Required work |
Using the listing below, please gather every line containing the word "Edges".
┌─ Supplied data
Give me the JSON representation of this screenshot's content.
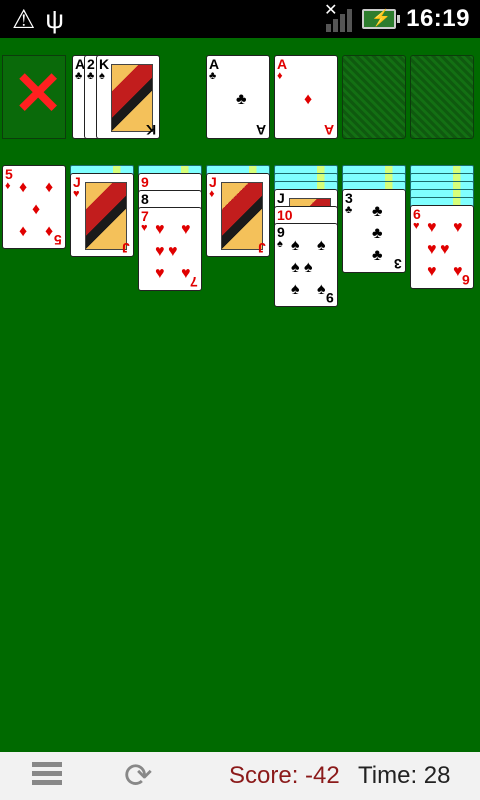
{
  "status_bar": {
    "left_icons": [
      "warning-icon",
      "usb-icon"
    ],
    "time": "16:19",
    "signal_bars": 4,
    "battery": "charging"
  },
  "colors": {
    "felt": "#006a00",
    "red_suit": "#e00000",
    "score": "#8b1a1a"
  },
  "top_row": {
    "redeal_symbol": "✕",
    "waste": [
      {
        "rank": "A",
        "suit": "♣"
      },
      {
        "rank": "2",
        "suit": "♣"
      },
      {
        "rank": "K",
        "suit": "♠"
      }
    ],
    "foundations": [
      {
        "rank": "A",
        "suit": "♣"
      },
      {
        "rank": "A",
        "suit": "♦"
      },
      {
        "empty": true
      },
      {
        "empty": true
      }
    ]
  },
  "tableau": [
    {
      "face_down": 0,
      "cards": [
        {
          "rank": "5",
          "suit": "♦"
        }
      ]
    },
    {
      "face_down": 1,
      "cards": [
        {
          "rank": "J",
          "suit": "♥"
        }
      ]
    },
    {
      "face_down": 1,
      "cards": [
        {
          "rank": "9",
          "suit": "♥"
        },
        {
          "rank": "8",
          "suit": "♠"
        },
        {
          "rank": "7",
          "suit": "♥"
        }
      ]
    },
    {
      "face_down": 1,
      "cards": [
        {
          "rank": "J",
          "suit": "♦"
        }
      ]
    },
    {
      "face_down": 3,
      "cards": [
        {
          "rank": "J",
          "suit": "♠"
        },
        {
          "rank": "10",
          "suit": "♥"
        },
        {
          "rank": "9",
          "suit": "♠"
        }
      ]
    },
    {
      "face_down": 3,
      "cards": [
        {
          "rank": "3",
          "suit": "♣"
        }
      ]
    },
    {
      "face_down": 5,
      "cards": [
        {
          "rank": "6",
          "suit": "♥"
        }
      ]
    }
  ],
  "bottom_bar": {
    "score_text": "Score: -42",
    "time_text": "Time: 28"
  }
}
└─
┌─ Supplied data
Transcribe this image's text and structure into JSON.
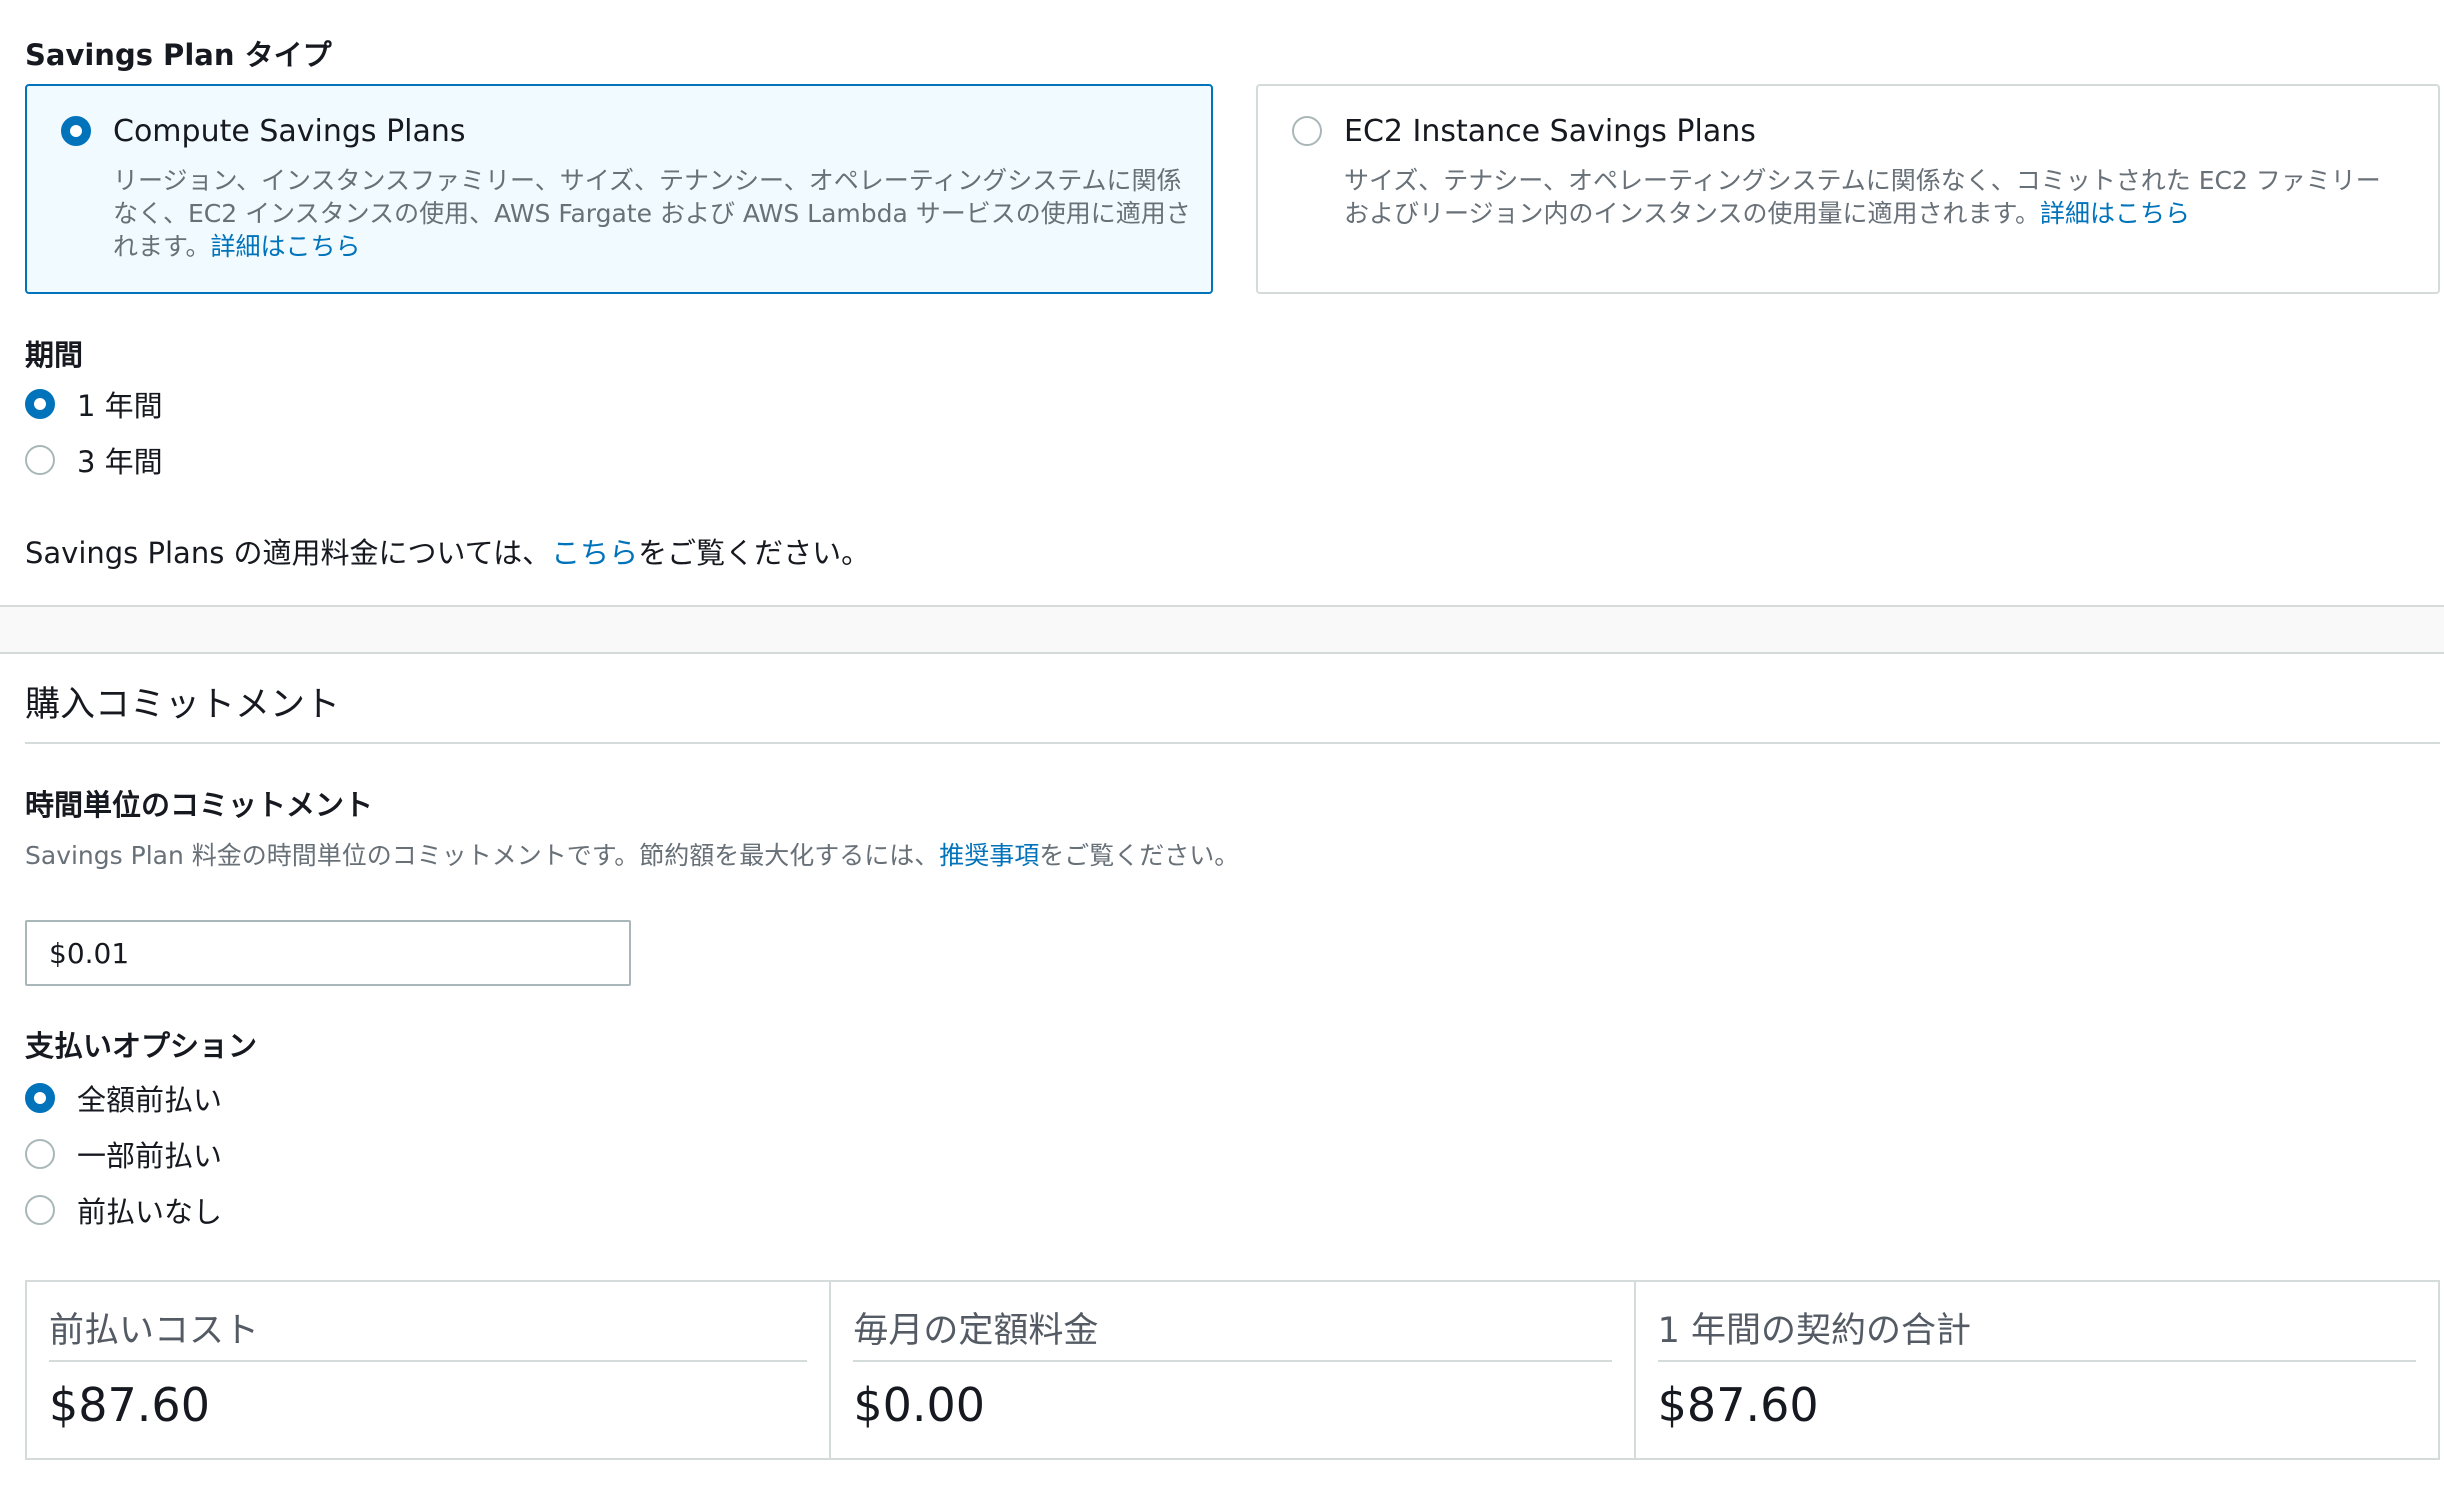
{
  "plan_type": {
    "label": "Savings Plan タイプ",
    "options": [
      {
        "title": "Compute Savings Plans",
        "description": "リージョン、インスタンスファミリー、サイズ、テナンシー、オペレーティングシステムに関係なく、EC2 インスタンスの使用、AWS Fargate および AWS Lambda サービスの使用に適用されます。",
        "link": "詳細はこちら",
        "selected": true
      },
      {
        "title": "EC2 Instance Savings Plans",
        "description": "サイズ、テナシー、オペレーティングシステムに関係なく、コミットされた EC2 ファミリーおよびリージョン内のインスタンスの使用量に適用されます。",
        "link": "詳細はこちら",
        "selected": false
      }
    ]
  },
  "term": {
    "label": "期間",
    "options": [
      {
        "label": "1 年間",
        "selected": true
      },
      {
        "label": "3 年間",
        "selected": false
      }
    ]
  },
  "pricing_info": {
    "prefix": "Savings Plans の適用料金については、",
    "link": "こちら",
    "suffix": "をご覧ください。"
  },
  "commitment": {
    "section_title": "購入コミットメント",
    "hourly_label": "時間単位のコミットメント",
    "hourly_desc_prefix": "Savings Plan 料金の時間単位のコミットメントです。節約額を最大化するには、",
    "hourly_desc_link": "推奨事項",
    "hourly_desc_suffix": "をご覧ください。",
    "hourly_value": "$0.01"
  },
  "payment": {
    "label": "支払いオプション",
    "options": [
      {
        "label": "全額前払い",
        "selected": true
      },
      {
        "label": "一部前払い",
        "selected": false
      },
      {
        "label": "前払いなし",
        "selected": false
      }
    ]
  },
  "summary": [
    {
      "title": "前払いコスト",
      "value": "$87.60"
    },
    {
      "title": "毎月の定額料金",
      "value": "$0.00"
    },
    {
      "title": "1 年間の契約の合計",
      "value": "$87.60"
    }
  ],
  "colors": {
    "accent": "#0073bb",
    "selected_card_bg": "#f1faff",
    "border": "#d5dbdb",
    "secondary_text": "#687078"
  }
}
└─
┌─ Supplied data
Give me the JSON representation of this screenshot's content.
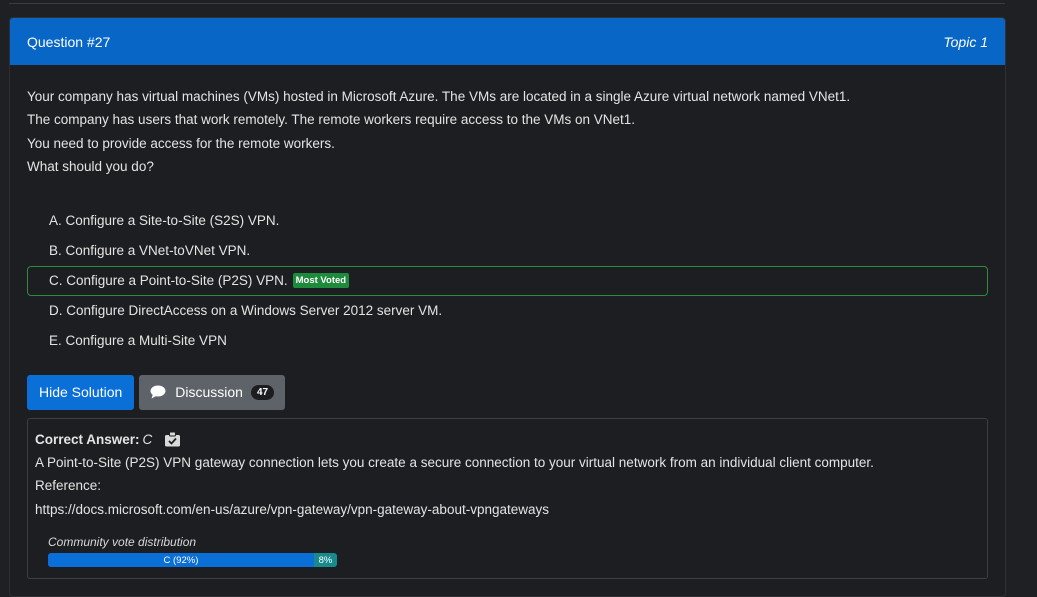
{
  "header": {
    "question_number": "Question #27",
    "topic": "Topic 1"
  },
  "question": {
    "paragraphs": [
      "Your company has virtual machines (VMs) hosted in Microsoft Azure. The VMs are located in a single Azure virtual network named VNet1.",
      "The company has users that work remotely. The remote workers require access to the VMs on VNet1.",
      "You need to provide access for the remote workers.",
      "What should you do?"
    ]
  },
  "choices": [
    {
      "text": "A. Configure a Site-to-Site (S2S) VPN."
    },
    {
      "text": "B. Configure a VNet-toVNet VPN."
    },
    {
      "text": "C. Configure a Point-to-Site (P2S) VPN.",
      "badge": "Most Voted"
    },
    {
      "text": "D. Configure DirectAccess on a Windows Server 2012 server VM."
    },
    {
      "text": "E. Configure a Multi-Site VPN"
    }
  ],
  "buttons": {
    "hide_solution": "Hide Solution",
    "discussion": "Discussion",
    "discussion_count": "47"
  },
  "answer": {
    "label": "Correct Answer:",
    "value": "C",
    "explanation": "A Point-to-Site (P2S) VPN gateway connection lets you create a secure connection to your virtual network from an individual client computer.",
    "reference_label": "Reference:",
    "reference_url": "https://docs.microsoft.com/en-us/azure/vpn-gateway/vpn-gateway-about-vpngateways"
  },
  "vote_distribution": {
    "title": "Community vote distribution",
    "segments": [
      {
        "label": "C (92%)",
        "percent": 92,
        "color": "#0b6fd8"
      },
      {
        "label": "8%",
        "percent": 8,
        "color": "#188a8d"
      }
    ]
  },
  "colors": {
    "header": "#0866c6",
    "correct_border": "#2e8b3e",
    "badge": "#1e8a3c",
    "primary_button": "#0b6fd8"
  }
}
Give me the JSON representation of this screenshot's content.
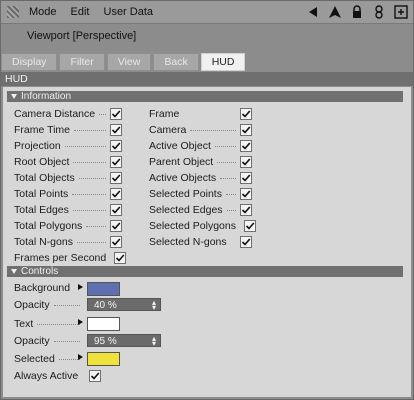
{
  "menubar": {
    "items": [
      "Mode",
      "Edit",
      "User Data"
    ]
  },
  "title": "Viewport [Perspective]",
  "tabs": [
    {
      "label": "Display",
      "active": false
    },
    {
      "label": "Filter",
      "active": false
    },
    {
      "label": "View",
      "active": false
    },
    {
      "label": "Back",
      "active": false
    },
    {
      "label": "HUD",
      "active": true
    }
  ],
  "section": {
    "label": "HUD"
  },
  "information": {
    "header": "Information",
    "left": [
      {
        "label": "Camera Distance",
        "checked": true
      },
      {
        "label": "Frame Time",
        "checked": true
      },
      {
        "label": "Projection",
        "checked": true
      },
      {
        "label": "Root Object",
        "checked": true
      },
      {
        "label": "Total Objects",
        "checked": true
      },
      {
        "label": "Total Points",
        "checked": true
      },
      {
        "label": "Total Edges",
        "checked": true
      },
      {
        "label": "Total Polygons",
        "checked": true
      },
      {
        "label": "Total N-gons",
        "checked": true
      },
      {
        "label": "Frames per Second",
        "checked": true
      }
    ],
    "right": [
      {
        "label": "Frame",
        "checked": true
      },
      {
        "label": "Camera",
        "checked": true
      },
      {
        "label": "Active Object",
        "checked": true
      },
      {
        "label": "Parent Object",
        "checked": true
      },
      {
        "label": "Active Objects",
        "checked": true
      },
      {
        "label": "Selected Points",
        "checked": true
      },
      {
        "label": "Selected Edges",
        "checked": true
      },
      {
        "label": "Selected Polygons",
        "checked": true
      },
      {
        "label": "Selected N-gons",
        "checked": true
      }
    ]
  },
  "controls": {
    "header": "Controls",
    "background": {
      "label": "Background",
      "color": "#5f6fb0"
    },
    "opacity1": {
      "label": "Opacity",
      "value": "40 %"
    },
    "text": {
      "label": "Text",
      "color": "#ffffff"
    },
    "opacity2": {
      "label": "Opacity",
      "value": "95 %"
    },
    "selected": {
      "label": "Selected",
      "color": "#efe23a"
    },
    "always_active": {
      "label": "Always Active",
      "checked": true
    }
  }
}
└─
Finished exercise |
        "label": "Total Edges",
        "label": "Selected Edges",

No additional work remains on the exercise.